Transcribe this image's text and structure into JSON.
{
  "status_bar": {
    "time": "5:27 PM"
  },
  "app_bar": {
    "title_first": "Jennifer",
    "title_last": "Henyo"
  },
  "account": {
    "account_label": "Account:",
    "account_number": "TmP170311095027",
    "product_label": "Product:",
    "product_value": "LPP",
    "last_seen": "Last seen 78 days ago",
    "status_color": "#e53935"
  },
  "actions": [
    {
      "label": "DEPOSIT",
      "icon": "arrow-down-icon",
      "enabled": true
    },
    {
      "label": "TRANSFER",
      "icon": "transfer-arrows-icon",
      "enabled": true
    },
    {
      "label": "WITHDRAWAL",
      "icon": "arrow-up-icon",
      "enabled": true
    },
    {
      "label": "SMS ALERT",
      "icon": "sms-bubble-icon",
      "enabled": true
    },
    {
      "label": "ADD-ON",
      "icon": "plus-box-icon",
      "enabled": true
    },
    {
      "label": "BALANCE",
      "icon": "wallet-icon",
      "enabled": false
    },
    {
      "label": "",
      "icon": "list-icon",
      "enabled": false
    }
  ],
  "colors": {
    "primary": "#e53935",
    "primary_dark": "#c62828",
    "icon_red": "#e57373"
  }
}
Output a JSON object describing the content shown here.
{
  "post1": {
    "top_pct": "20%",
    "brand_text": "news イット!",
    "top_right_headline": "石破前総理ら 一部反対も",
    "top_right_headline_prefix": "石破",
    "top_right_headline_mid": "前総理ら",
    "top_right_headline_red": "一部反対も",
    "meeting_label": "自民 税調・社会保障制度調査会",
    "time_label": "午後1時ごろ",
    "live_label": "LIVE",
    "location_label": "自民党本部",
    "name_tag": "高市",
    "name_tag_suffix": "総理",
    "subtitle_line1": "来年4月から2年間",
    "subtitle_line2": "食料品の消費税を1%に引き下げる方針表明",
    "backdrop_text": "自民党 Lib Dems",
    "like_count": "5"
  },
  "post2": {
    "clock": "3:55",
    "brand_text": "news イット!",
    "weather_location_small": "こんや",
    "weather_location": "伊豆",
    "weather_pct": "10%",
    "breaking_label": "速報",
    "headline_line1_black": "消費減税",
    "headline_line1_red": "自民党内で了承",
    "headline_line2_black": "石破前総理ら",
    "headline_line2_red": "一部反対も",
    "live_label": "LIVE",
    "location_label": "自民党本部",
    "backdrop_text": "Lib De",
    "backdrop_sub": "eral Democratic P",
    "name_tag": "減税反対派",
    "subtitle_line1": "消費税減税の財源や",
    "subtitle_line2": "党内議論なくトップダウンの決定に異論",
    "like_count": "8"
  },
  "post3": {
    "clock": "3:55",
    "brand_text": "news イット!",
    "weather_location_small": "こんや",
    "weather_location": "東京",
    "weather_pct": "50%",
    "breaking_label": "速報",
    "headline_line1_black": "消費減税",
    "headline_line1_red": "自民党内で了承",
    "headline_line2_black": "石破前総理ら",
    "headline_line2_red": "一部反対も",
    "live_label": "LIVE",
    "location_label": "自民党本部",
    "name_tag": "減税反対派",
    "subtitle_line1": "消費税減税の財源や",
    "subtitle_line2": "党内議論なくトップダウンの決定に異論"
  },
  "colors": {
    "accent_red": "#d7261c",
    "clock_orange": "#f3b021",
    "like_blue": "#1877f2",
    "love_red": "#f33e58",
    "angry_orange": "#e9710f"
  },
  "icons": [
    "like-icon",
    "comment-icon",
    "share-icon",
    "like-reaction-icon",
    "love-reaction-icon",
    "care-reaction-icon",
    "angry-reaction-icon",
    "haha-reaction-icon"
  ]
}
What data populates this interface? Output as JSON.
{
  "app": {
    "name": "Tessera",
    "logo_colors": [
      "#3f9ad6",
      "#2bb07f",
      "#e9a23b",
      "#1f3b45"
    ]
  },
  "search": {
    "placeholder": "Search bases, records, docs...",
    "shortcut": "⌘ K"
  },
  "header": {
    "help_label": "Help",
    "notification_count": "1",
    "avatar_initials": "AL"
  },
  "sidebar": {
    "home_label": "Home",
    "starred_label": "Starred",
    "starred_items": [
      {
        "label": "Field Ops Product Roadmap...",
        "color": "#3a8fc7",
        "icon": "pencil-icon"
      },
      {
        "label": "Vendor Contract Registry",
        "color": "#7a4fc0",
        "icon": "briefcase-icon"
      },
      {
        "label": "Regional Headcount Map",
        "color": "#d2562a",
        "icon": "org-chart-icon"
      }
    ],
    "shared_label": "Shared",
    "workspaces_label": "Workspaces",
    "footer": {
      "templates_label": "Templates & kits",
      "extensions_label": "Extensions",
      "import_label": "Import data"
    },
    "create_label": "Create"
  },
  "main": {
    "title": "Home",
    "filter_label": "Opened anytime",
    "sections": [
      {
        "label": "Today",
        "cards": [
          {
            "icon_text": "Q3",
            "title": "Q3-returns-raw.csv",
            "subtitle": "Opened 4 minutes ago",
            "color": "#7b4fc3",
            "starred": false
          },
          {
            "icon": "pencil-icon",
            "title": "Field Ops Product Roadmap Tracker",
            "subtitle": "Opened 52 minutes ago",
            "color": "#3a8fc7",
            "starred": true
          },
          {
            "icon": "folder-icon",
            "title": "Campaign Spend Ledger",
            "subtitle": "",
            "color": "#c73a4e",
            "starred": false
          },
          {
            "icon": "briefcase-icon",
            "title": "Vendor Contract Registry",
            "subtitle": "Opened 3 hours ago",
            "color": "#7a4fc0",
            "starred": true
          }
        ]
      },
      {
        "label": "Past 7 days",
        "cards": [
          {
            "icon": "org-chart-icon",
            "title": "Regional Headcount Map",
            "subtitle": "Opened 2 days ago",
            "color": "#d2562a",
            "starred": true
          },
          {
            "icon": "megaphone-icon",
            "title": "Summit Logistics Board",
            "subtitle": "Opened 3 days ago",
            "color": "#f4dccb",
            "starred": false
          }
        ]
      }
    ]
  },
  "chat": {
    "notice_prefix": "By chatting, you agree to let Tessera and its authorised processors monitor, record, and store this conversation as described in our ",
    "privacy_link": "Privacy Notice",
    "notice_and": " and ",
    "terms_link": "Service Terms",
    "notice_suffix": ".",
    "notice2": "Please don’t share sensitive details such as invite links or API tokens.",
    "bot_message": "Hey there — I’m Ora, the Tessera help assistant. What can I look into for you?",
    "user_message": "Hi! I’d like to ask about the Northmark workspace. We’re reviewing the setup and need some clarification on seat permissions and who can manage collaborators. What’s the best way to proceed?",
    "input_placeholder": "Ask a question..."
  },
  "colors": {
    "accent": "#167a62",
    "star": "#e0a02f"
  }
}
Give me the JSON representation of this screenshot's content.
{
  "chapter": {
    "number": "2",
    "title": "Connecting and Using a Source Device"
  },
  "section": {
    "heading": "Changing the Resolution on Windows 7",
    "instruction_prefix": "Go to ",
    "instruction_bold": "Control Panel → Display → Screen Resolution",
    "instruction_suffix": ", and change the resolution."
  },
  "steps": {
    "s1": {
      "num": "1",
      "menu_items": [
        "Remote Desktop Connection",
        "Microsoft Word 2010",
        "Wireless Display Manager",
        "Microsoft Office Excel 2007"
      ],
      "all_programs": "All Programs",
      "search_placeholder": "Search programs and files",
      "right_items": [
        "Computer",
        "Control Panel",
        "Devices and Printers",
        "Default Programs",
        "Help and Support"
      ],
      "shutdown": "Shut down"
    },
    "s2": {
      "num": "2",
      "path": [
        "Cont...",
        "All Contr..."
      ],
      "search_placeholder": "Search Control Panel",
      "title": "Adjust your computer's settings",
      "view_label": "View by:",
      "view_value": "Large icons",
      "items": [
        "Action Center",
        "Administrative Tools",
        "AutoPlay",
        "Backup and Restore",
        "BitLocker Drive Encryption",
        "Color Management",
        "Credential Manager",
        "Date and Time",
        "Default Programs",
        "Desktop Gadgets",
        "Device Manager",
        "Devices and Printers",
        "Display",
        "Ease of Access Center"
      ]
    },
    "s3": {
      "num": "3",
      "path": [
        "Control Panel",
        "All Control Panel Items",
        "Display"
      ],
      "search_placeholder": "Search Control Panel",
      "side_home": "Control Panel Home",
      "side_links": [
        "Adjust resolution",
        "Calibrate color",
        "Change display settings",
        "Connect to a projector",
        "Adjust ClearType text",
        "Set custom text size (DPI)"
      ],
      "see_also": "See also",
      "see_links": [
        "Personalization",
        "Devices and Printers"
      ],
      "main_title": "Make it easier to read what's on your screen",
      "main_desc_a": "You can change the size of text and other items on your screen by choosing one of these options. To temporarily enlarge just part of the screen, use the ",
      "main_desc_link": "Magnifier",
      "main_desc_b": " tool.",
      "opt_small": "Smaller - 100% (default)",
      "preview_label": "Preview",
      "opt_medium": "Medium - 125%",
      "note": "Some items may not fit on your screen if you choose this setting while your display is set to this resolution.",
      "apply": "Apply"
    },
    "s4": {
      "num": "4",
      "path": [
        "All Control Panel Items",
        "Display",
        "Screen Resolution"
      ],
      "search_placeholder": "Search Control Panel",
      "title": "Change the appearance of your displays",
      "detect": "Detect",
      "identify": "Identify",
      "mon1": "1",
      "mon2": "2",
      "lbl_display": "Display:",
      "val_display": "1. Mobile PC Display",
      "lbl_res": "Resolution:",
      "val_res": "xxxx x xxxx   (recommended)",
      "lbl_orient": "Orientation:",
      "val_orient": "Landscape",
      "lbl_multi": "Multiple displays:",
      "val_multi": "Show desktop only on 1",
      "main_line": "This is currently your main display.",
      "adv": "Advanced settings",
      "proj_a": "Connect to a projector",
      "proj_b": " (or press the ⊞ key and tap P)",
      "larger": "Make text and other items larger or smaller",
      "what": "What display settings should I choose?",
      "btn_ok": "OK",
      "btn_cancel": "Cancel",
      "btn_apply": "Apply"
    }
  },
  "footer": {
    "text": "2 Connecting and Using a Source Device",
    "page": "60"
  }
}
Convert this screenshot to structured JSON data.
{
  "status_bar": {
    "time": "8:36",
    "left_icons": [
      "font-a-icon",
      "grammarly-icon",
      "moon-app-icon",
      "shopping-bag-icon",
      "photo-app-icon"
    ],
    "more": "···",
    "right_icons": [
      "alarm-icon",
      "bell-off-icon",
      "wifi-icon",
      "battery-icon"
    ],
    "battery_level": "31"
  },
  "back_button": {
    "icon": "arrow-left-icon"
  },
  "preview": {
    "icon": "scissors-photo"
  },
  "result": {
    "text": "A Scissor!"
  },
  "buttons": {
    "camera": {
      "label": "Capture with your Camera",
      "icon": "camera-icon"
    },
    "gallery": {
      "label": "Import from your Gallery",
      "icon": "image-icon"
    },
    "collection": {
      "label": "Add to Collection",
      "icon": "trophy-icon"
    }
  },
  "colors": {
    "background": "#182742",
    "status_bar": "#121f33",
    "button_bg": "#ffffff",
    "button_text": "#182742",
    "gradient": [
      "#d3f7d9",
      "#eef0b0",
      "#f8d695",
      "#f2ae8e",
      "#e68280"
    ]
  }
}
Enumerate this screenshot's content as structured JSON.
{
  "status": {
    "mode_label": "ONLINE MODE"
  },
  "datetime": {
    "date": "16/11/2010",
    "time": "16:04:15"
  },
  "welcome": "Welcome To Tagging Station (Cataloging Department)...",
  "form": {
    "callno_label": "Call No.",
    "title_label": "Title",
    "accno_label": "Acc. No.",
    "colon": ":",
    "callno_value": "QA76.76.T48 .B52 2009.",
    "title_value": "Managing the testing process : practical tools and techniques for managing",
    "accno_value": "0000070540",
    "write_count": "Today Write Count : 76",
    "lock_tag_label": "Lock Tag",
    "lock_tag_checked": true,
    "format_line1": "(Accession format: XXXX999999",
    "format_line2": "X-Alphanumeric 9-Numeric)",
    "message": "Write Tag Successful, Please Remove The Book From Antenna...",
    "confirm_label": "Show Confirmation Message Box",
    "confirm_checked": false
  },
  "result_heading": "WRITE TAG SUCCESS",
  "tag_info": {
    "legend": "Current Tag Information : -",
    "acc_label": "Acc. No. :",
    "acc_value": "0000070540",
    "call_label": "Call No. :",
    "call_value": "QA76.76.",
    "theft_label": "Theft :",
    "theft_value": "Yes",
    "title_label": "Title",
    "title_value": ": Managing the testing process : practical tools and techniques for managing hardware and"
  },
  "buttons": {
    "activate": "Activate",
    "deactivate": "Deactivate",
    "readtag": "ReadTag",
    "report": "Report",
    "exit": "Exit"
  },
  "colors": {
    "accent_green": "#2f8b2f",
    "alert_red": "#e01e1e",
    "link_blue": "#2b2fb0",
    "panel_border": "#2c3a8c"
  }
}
┄┄┄┄┄┄┄┄┄┄
# What you need to do
Give only the number of lines in the listing above that include the string "Roadmap".

# Answer to this exercise
2